_WHAT NEEDS TO BE DONE_
Give a verbatim quotation of every record.
<<<<
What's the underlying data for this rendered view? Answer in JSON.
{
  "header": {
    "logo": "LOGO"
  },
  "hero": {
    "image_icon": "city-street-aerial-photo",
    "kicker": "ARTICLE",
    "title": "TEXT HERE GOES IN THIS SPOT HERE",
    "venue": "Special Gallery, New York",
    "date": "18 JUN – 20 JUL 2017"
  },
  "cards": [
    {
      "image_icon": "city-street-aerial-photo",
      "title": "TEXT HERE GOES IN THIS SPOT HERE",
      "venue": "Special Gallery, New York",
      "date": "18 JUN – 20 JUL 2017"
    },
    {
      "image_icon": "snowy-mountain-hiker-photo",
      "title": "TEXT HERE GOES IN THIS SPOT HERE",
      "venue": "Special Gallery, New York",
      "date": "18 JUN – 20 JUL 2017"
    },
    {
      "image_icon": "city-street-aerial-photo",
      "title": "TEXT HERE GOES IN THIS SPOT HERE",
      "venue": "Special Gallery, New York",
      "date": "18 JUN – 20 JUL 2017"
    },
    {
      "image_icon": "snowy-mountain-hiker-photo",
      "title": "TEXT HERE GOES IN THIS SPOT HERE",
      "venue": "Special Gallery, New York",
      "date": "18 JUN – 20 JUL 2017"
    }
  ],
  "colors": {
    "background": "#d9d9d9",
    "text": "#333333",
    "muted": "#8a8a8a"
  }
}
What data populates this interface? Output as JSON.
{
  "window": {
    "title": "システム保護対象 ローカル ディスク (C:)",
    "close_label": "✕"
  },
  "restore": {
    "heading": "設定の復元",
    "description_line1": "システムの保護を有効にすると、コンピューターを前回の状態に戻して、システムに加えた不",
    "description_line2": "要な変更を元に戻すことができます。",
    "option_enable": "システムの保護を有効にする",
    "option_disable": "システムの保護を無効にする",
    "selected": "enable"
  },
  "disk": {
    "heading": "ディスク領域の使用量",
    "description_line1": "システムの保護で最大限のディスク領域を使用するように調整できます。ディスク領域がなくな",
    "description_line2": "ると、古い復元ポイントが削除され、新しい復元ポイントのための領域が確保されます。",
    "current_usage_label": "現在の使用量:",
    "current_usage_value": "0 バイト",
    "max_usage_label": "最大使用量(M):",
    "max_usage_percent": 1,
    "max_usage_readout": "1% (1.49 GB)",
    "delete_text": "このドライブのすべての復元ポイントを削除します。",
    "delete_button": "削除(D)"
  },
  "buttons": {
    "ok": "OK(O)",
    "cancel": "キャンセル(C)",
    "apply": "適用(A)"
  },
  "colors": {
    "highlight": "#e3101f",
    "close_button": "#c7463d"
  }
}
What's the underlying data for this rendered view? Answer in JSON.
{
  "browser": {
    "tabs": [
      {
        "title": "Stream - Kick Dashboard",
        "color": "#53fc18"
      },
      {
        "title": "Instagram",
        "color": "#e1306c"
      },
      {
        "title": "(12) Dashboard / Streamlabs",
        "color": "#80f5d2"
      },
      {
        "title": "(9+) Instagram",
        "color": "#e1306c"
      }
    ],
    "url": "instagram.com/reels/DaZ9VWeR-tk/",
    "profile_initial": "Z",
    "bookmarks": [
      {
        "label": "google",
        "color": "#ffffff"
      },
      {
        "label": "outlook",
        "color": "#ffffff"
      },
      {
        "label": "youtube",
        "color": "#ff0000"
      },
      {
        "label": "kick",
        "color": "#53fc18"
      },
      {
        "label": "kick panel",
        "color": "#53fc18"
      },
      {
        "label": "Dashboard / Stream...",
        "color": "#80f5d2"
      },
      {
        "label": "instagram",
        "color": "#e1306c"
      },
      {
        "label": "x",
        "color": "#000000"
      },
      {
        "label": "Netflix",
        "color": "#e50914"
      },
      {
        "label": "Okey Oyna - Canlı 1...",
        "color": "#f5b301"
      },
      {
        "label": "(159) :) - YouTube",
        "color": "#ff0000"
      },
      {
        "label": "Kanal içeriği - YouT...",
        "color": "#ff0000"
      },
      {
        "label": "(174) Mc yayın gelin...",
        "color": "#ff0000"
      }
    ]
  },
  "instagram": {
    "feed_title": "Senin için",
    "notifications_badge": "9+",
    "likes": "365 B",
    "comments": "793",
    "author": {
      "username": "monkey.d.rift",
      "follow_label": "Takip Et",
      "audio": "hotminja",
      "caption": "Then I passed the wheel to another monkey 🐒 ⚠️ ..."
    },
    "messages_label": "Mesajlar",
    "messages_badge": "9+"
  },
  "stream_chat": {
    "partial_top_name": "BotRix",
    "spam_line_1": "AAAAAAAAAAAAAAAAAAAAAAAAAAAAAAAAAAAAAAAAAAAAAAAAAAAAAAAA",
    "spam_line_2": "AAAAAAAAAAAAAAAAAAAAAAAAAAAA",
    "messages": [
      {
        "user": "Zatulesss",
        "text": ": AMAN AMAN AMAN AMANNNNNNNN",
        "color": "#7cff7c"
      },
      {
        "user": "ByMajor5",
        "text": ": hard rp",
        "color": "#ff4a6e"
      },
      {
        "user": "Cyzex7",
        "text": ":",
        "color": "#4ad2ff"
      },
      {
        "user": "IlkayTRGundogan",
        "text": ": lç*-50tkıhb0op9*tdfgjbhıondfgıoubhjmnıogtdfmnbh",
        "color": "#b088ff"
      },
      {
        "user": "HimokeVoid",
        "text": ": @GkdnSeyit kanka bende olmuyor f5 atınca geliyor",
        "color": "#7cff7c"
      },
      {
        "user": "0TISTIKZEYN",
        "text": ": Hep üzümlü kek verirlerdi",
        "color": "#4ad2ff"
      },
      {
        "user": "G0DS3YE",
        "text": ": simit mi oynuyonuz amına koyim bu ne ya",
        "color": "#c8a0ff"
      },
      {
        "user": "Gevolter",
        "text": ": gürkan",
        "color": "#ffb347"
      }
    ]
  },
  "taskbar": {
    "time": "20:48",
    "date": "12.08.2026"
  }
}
>>>>
_FULL ANSWER_
What's the underlying data for this rendered view? Answer in JSON.
{
  "header": {
    "logo": "LOGO"
  },
  "hero": {
    "image_icon": "city-street-aerial-photo",
    "kicker": "ARTICLE",
    "title": "TEXT HERE GOES IN THIS SPOT HERE",
    "venue": "Special Gallery, New York",
    "date": "18 JUN – 20 JUL 2017"
  },
  "cards": [
    {
      "image_icon": "city-street-aerial-photo",
      "title": "TEXT HERE GOES IN THIS SPOT HERE",
      "venue": "Special Gallery, New York",
      "date": "18 JUN – 20 JUL 2017"
    },
    {
      "image_icon": "snowy-mountain-hiker-photo",
      "title": "TEXT HERE GOES IN THIS SPOT HERE",
      "venue": "Special Gallery, New York",
      "date": "18 JUN – 20 JUL 2017"
    },
    {
      "image_icon": "city-street-aerial-photo",
      "title": "TEXT HERE GOES IN THIS SPOT HERE",
      "venue": "Special Gallery, New York",
      "date": "18 JUN – 20 JUL 2017"
    },
    {
      "image_icon": "snowy-mountain-hiker-photo",
      "title": "TEXT HERE GOES IN THIS SPOT HERE",
      "venue": "Special Gallery, New York",
      "date": "18 JUN – 20 JUL 2017"
    }
  ],
  "colors": {
    "background": "#d9d9d9",
    "text": "#333333",
    "muted": "#8a8a8a"
  }
}
What data populates this interface? Output as JSON.
{
  "window": {
    "title": "システム保護対象 ローカル ディスク (C:)",
    "close_label": "✕"
  },
  "restore": {
    "heading": "設定の復元",
    "description_line1": "システムの保護を有効にすると、コンピューターを前回の状態に戻して、システムに加えた不",
    "description_line2": "要な変更を元に戻すことができます。",
    "option_enable": "システムの保護を有効にする",
    "option_disable": "システムの保護を無効にする",
    "selected": "enable"
  },
  "disk": {
    "heading": "ディスク領域の使用量",
    "description_line1": "システムの保護で最大限のディスク領域を使用するように調整できます。ディスク領域がなくな",
    "description_line2": "ると、古い復元ポイントが削除され、新しい復元ポイントのための領域が確保されます。",
    "current_usage_label": "現在の使用量:",
    "current_usage_value": "0 バイト",
    "max_usage_label": "最大使用量(M):",
    "max_usage_percent": 1,
    "max_usage_readout": "1% (1.49 GB)",
    "delete_text": "このドライブのすべての復元ポイントを削除します。",
    "delete_button": "削除(D)"
  },
  "buttons": {
    "ok": "OK(O)",
    "cancel": "キャンセル(C)",
    "apply": "適用(A)"
  },
  "colors": {
    "highlight": "#e3101f",
    "close_button": "#c7463d"
  }
}
What's the underlying data for this rendered view? Answer in JSON.
{
  "browser": {
    "tabs": [
      {
        "title": "Stream - Kick Dashboard",
        "color": "#53fc18"
      },
      {
        "title": "Instagram",
        "color": "#e1306c"
      },
      {
        "title": "(12) Dashboard / Streamlabs",
        "color": "#80f5d2"
      },
      {
        "title": "(9+) Instagram",
        "color": "#e1306c"
      }
    ],
    "url": "instagram.com/reels/DaZ9VWeR-tk/",
    "profile_initial": "Z",
    "bookmarks": [
      {
        "label": "google",
        "color": "#ffffff"
      },
      {
        "label": "outlook",
        "color": "#ffffff"
      },
      {
        "label": "youtube",
        "color": "#ff0000"
      },
      {
        "label": "kick",
        "color": "#53fc18"
      },
      {
        "label": "kick panel",
        "color": "#53fc18"
      },
      {
        "label": "Dashboard / Stream...",
        "color": "#80f5d2"
      },
      {
        "label": "instagram",
        "color": "#e1306c"
      },
      {
        "label": "x",
        "color": "#000000"
      },
      {
        "label": "Netflix",
        "color": "#e50914"
      },
      {
        "label": "Okey Oyna - Canlı 1...",
        "color": "#f5b301"
      },
      {
        "label": "(159) :) - YouTube",
        "color": "#ff0000"
      },
      {
        "label": "Kanal içeriği - YouT...",
        "color": "#ff0000"
      },
      {
        "label": "(174) Mc yayın gelin...",
        "color": "#ff0000"
      }
    ]
  },
  "instagram": {
    "feed_title": "Senin için",
    "notifications_badge": "9+",
    "likes": "365 B",
    "comments": "793",
    "author": {
      "username": "monkey.d.rift",
      "follow_label": "Takip Et",
      "audio": "hotminja",
      "caption": "Then I passed the wheel to another monkey 🐒 ⚠️ ..."
    },
    "messages_label": "Mesajlar",
    "messages_badge": "9+"
  },
  "stream_chat": {
    "partial_top_name": "BotRix",
    "spam_line_1": "AAAAAAAAAAAAAAAAAAAAAAAAAAAAAAAAAAAAAAAAAAAAAAAAAAAAAAAA",
    "spam_line_2": "AAAAAAAAAAAAAAAAAAAAAAAAAAAA",
    "messages": [
      {
        "user": "Zatulesss",
        "text": ": AMAN AMAN AMAN AMANNNNNNNN",
        "color": "#7cff7c"
      },
      {
        "user": "ByMajor5",
        "text": ": hard rp",
        "color": "#ff4a6e"
      },
      {
        "user": "Cyzex7",
        "text": ":",
        "color": "#4ad2ff"
      },
      {
        "user": "IlkayTRGundogan",
        "text": ": lç*-50tkıhb0op9*tdfgjbhıondfgıoubhjmnıogtdfmnbh",
        "color": "#b088ff"
      },
      {
        "user": "HimokeVoid",
        "text": ": @GkdnSeyit kanka bende olmuyor f5 atınca geliyor",
        "color": "#7cff7c"
      },
      {
        "user": "0TISTIKZEYN",
        "text": ": Hep üzümlü kek verirlerdi",
        "color": "#4ad2ff"
      },
      {
        "user": "G0DS3YE",
        "text": ": simit mi oynuyonuz amına koyim bu ne ya",
        "color": "#c8a0ff"
      },
      {
        "user": "Gevolter",
        "text": ": gürkan",
        "color": "#ffb347"
      }
    ]
  },
  "taskbar": {
    "time": "20:48",
    "date": "12.08.2026"
  }
}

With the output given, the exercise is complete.